#### [PROBLEM REQUIREMENTS]
Review the material and extract every line in which the word "doch" occurs.

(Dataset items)
####
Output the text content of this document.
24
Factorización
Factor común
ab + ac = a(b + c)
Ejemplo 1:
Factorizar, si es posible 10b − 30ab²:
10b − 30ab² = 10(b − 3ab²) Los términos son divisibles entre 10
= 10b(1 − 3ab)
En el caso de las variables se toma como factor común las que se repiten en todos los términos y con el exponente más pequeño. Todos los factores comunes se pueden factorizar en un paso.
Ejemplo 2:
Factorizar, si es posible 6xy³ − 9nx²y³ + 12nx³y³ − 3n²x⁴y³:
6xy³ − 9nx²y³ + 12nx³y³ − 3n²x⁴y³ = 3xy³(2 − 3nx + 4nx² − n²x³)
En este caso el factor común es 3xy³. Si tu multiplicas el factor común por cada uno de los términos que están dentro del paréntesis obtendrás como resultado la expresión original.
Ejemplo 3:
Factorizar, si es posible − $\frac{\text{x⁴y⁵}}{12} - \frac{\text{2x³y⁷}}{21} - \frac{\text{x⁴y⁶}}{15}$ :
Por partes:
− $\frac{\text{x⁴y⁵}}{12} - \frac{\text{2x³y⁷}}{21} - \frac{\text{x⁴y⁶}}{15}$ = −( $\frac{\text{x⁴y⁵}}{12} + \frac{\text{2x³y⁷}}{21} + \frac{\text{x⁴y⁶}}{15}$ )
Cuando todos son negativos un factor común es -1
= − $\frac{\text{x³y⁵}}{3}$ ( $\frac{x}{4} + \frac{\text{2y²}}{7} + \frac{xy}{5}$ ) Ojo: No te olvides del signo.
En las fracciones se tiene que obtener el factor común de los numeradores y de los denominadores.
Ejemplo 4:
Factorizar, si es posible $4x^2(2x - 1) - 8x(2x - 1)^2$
####
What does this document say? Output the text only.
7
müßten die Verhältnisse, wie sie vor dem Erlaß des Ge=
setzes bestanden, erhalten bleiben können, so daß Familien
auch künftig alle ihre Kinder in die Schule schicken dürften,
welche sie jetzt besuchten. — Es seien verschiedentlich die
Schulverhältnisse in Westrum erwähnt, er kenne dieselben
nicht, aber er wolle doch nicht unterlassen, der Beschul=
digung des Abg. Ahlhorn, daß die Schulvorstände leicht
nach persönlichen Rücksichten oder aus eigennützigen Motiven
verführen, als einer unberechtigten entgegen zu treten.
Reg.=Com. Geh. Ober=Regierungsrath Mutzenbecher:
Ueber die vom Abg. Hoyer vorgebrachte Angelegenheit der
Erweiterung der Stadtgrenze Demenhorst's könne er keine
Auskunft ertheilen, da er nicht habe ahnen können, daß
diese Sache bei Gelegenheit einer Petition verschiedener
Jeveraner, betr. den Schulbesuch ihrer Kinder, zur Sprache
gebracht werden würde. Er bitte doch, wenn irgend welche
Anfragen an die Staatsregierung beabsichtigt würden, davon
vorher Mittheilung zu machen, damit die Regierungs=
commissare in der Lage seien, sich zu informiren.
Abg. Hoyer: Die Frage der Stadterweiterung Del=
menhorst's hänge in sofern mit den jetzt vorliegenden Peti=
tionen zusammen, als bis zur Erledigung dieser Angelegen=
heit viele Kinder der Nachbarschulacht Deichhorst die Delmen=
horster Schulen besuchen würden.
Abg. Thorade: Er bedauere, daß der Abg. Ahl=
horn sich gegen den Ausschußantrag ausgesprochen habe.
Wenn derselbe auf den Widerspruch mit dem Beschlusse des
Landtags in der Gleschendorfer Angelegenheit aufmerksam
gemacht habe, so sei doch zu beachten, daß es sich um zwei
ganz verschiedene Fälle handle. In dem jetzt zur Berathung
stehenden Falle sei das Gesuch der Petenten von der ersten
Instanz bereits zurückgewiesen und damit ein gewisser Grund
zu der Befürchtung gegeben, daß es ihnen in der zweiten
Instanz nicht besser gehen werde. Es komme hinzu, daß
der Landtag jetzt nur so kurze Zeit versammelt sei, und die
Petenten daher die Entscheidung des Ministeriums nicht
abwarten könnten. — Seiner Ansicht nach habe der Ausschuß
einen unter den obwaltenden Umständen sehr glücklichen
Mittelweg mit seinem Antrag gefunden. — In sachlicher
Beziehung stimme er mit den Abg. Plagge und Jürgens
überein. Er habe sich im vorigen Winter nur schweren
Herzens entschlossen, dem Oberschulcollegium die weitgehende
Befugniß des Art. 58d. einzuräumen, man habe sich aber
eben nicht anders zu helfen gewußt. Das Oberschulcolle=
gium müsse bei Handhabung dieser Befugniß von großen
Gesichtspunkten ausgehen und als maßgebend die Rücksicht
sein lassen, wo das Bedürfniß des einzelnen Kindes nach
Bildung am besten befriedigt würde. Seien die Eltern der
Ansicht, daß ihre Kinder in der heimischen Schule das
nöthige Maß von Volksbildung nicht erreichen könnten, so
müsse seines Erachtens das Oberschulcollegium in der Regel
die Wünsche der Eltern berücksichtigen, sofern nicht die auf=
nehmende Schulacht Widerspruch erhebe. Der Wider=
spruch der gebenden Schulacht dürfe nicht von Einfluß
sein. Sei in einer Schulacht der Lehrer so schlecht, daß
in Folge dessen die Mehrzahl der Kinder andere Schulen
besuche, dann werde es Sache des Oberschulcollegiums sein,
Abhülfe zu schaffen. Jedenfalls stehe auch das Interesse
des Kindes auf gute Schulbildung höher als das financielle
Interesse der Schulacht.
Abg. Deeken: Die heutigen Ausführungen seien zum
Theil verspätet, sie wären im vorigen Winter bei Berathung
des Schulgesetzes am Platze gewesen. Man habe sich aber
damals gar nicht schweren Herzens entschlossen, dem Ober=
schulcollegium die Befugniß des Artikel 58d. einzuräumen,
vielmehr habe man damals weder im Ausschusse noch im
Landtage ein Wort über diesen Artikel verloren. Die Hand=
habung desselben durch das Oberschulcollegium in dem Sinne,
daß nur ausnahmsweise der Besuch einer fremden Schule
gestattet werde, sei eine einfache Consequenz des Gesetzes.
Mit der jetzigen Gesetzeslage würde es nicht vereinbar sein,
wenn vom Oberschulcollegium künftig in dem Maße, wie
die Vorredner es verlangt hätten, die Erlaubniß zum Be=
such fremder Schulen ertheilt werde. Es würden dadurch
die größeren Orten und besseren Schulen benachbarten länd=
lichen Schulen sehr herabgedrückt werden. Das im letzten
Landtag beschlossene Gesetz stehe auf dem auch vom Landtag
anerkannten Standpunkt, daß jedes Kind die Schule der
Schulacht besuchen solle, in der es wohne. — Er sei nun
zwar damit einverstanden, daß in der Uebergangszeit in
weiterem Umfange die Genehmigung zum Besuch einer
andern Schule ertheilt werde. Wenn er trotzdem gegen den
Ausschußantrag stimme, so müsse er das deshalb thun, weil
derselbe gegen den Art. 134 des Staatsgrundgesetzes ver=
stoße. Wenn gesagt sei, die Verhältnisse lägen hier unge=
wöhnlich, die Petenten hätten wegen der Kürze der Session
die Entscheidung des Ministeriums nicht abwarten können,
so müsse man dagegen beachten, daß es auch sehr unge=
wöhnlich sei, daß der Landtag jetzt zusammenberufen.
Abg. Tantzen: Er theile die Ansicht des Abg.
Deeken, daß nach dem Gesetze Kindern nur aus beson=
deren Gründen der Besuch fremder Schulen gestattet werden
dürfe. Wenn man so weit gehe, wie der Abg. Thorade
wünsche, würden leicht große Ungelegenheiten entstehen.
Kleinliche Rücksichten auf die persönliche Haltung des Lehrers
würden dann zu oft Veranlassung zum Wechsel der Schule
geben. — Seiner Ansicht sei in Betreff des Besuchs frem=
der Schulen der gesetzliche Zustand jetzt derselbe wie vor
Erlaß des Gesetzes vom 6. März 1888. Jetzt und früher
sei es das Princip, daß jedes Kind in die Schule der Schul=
####
#### [ANSWER IN FULL]
nicht, aber er wolle doch nicht unterlassen, der Beschul=
gebracht werden würde. Er bitte doch, wenn irgend welche
gemacht habe, so sei doch zu beachten, daß es sich um zwei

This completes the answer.